Determine which lines of the records include the word "SOUTH", and copy them.

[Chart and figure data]

■ ■ ■ ■ ■ ■ ■

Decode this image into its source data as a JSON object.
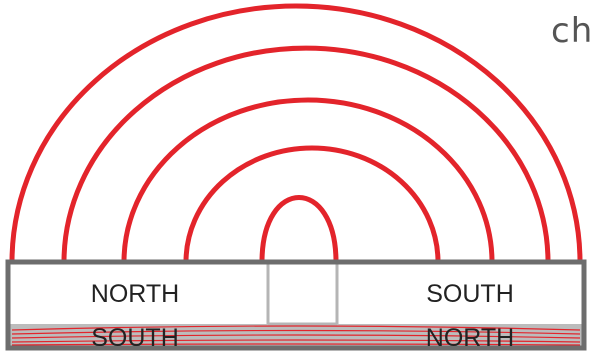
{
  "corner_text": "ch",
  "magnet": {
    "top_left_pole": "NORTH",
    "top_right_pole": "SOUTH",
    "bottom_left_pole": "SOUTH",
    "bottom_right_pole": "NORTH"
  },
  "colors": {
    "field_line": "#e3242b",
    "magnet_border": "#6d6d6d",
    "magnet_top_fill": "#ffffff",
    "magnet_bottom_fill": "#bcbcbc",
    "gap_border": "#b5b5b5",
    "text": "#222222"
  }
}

■ ■ ■ ■ ■ ■ ■

Task answer:
    "top_right_pole": "SOUTH",
    "bottom_left_pole": "SOUTH",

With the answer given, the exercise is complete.